> [Data supplied]:

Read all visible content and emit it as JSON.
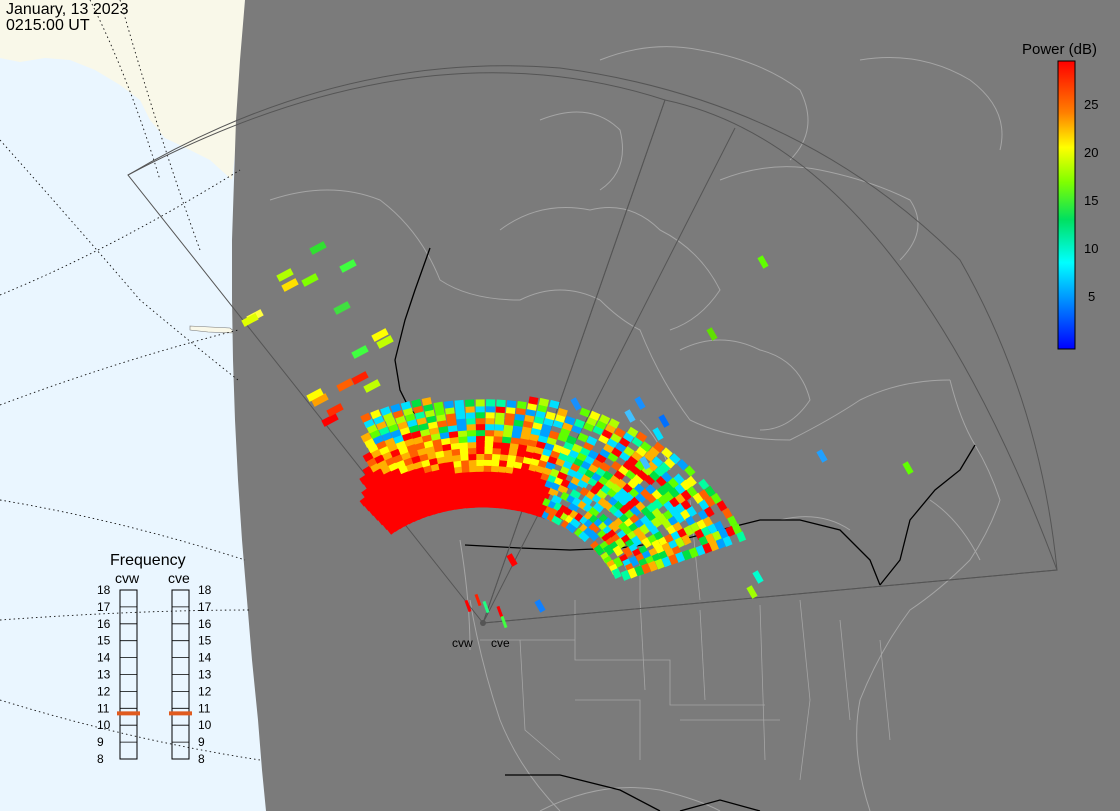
{
  "header": {
    "date": "January, 13 2023",
    "time": "0215:00 UT"
  },
  "colorbar": {
    "title": "Power (dB)",
    "ticks": [
      "25",
      "20",
      "15",
      "10",
      "5"
    ],
    "colormap": [
      "#0000ff",
      "#0080ff",
      "#00ffff",
      "#00ff80",
      "#80ff00",
      "#ffff00",
      "#ff8000",
      "#ff0000"
    ]
  },
  "frequency": {
    "title": "Frequency",
    "radar_labels": [
      "cvw",
      "cve"
    ],
    "scale": [
      "18",
      "17",
      "16",
      "15",
      "14",
      "13",
      "12",
      "11",
      "10",
      "9",
      "8"
    ],
    "indicator_color": "#e05a1e"
  },
  "radar_site": {
    "labels": [
      "cvw",
      "cve"
    ]
  },
  "colors": {
    "ocean": "#eaf6ff",
    "ice": "#f9f8e9",
    "night": "#7b7b7b",
    "coast": "#a8a8a8",
    "border": "#000000",
    "fov": "#555555"
  }
}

> [What the exercise asks]: Reproduce all of the material above word for word. Omit the pictures.

> [Answer for the task]:
Read all visible content and emit it as JSON.
{
  "header": {
    "date": "January, 13 2023",
    "time": "0215:00 UT"
  },
  "colorbar": {
    "title": "Power (dB)",
    "ticks": [
      "25",
      "20",
      "15",
      "10",
      "5"
    ],
    "colormap": [
      "#0000ff",
      "#0080ff",
      "#00ffff",
      "#00ff80",
      "#80ff00",
      "#ffff00",
      "#ff8000",
      "#ff0000"
    ]
  },
  "frequency": {
    "title": "Frequency",
    "radar_labels": [
      "cvw",
      "cve"
    ],
    "scale": [
      "18",
      "17",
      "16",
      "15",
      "14",
      "13",
      "12",
      "11",
      "10",
      "9",
      "8"
    ],
    "indicator_color": "#e05a1e"
  },
  "radar_site": {
    "labels": [
      "cvw",
      "cve"
    ]
  },
  "colors": {
    "ocean": "#eaf6ff",
    "ice": "#f9f8e9",
    "night": "#7b7b7b",
    "coast": "#a8a8a8",
    "border": "#000000",
    "fov": "#555555"
  }
}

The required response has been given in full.